(Data items)
--- Begin ---
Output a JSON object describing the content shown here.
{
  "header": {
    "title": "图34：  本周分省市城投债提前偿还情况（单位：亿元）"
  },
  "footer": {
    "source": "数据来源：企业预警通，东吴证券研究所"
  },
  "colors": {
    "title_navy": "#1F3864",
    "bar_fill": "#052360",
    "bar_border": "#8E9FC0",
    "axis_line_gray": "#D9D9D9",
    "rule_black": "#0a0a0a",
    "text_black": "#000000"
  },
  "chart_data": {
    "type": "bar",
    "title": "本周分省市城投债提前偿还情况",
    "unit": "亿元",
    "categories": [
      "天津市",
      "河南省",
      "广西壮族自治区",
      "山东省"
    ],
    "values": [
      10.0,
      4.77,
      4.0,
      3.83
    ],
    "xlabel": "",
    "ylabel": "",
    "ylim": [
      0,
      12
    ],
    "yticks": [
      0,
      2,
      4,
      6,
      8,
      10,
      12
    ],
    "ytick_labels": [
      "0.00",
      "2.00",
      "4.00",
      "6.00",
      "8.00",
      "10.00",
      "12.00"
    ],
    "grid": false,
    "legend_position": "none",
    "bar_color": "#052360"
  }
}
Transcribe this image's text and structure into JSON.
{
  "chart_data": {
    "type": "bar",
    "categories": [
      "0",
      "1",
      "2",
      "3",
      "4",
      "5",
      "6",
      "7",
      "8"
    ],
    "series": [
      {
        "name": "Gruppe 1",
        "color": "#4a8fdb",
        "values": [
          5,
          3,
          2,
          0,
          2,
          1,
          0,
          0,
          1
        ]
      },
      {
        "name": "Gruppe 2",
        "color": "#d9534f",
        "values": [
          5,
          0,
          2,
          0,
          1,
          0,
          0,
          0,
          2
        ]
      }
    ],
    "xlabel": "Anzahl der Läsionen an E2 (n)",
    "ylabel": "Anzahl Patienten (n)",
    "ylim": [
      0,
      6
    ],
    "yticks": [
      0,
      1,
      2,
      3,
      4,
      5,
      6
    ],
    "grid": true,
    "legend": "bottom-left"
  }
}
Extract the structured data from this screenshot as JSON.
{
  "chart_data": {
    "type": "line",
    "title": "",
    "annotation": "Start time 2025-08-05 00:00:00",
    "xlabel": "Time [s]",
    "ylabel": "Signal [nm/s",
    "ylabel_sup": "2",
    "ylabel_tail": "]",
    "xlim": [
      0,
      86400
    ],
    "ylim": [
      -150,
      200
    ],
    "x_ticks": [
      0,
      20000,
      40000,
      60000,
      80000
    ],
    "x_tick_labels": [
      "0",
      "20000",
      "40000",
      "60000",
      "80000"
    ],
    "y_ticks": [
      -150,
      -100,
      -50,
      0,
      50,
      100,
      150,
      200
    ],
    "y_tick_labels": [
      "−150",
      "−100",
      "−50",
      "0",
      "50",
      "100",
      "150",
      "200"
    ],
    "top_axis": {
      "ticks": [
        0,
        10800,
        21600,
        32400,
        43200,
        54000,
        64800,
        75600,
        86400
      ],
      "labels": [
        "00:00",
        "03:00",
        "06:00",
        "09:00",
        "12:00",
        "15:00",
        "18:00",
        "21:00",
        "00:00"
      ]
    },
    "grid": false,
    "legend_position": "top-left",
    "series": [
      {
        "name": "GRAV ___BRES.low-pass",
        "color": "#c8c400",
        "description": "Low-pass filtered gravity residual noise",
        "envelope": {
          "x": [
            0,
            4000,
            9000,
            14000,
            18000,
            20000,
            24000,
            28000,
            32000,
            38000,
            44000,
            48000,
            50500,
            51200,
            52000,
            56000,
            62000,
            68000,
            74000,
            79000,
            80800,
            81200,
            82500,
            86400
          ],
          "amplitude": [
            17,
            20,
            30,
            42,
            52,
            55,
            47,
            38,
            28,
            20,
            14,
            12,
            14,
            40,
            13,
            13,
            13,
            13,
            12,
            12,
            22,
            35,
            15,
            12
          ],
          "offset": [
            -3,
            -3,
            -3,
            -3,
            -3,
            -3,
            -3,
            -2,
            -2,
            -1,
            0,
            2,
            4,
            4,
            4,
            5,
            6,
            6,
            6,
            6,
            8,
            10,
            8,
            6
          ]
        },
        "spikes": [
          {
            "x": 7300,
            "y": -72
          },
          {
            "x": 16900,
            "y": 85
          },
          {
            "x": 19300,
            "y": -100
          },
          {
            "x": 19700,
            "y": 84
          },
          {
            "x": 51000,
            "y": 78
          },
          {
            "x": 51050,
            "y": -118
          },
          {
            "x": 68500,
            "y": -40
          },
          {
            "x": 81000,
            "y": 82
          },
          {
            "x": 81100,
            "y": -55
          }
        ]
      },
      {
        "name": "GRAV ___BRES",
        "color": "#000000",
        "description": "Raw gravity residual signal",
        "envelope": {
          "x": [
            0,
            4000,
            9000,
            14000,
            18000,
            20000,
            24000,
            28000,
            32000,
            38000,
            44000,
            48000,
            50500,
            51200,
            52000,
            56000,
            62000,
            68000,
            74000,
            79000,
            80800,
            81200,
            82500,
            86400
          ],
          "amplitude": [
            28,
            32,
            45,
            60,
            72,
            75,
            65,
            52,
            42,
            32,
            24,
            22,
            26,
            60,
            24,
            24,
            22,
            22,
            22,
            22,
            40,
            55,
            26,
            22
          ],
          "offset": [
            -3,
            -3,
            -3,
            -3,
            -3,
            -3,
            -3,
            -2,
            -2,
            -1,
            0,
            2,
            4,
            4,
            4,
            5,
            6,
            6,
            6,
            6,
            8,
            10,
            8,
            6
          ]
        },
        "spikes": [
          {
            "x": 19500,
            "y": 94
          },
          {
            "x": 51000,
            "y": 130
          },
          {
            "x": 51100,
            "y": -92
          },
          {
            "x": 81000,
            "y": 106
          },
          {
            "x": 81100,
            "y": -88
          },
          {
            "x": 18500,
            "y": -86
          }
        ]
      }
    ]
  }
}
--- End ---
Brief:
Retype each record exactly, leaving nothing out.

The answer:
Output a JSON object describing the content shown here.
{
  "header": {
    "title": "图34：  本周分省市城投债提前偿还情况（单位：亿元）"
  },
  "footer": {
    "source": "数据来源：企业预警通，东吴证券研究所"
  },
  "colors": {
    "title_navy": "#1F3864",
    "bar_fill": "#052360",
    "bar_border": "#8E9FC0",
    "axis_line_gray": "#D9D9D9",
    "rule_black": "#0a0a0a",
    "text_black": "#000000"
  },
  "chart_data": {
    "type": "bar",
    "title": "本周分省市城投债提前偿还情况",
    "unit": "亿元",
    "categories": [
      "天津市",
      "河南省",
      "广西壮族自治区",
      "山东省"
    ],
    "values": [
      10.0,
      4.77,
      4.0,
      3.83
    ],
    "xlabel": "",
    "ylabel": "",
    "ylim": [
      0,
      12
    ],
    "yticks": [
      0,
      2,
      4,
      6,
      8,
      10,
      12
    ],
    "ytick_labels": [
      "0.00",
      "2.00",
      "4.00",
      "6.00",
      "8.00",
      "10.00",
      "12.00"
    ],
    "grid": false,
    "legend_position": "none",
    "bar_color": "#052360"
  }
}
Transcribe this image's text and structure into JSON.
{
  "chart_data": {
    "type": "bar",
    "categories": [
      "0",
      "1",
      "2",
      "3",
      "4",
      "5",
      "6",
      "7",
      "8"
    ],
    "series": [
      {
        "name": "Gruppe 1",
        "color": "#4a8fdb",
        "values": [
          5,
          3,
          2,
          0,
          2,
          1,
          0,
          0,
          1
        ]
      },
      {
        "name": "Gruppe 2",
        "color": "#d9534f",
        "values": [
          5,
          0,
          2,
          0,
          1,
          0,
          0,
          0,
          2
        ]
      }
    ],
    "xlabel": "Anzahl der Läsionen an E2 (n)",
    "ylabel": "Anzahl Patienten (n)",
    "ylim": [
      0,
      6
    ],
    "yticks": [
      0,
      1,
      2,
      3,
      4,
      5,
      6
    ],
    "grid": true,
    "legend": "bottom-left"
  }
}
Extract the structured data from this screenshot as JSON.
{
  "chart_data": {
    "type": "line",
    "title": "",
    "annotation": "Start time 2025-08-05 00:00:00",
    "xlabel": "Time [s]",
    "ylabel": "Signal [nm/s",
    "ylabel_sup": "2",
    "ylabel_tail": "]",
    "xlim": [
      0,
      86400
    ],
    "ylim": [
      -150,
      200
    ],
    "x_ticks": [
      0,
      20000,
      40000,
      60000,
      80000
    ],
    "x_tick_labels": [
      "0",
      "20000",
      "40000",
      "60000",
      "80000"
    ],
    "y_ticks": [
      -150,
      -100,
      -50,
      0,
      50,
      100,
      150,
      200
    ],
    "y_tick_labels": [
      "−150",
      "−100",
      "−50",
      "0",
      "50",
      "100",
      "150",
      "200"
    ],
    "top_axis": {
      "ticks": [
        0,
        10800,
        21600,
        32400,
        43200,
        54000,
        64800,
        75600,
        86400
      ],
      "labels": [
        "00:00",
        "03:00",
        "06:00",
        "09:00",
        "12:00",
        "15:00",
        "18:00",
        "21:00",
        "00:00"
      ]
    },
    "grid": false,
    "legend_position": "top-left",
    "series": [
      {
        "name": "GRAV ___BRES.low-pass",
        "color": "#c8c400",
        "description": "Low-pass filtered gravity residual noise",
        "envelope": {
          "x": [
            0,
            4000,
            9000,
            14000,
            18000,
            20000,
            24000,
            28000,
            32000,
            38000,
            44000,
            48000,
            50500,
            51200,
            52000,
            56000,
            62000,
            68000,
            74000,
            79000,
            80800,
            81200,
            82500,
            86400
          ],
          "amplitude": [
            17,
            20,
            30,
            42,
            52,
            55,
            47,
            38,
            28,
            20,
            14,
            12,
            14,
            40,
            13,
            13,
            13,
            13,
            12,
            12,
            22,
            35,
            15,
            12
          ],
          "offset": [
            -3,
            -3,
            -3,
            -3,
            -3,
            -3,
            -3,
            -2,
            -2,
            -1,
            0,
            2,
            4,
            4,
            4,
            5,
            6,
            6,
            6,
            6,
            8,
            10,
            8,
            6
          ]
        },
        "spikes": [
          {
            "x": 7300,
            "y": -72
          },
          {
            "x": 16900,
            "y": 85
          },
          {
            "x": 19300,
            "y": -100
          },
          {
            "x": 19700,
            "y": 84
          },
          {
            "x": 51000,
            "y": 78
          },
          {
            "x": 51050,
            "y": -118
          },
          {
            "x": 68500,
            "y": -40
          },
          {
            "x": 81000,
            "y": 82
          },
          {
            "x": 81100,
            "y": -55
          }
        ]
      },
      {
        "name": "GRAV ___BRES",
        "color": "#000000",
        "description": "Raw gravity residual signal",
        "envelope": {
          "x": [
            0,
            4000,
            9000,
            14000,
            18000,
            20000,
            24000,
            28000,
            32000,
            38000,
            44000,
            48000,
            50500,
            51200,
            52000,
            56000,
            62000,
            68000,
            74000,
            79000,
            80800,
            81200,
            82500,
            86400
          ],
          "amplitude": [
            28,
            32,
            45,
            60,
            72,
            75,
            65,
            52,
            42,
            32,
            24,
            22,
            26,
            60,
            24,
            24,
            22,
            22,
            22,
            22,
            40,
            55,
            26,
            22
          ],
          "offset": [
            -3,
            -3,
            -3,
            -3,
            -3,
            -3,
            -3,
            -2,
            -2,
            -1,
            0,
            2,
            4,
            4,
            4,
            5,
            6,
            6,
            6,
            6,
            8,
            10,
            8,
            6
          ]
        },
        "spikes": [
          {
            "x": 19500,
            "y": 94
          },
          {
            "x": 51000,
            "y": 130
          },
          {
            "x": 51100,
            "y": -92
          },
          {
            "x": 81000,
            "y": 106
          },
          {
            "x": 81100,
            "y": -88
          },
          {
            "x": 18500,
            "y": -86
          }
        ]
      }
    ]
  }
}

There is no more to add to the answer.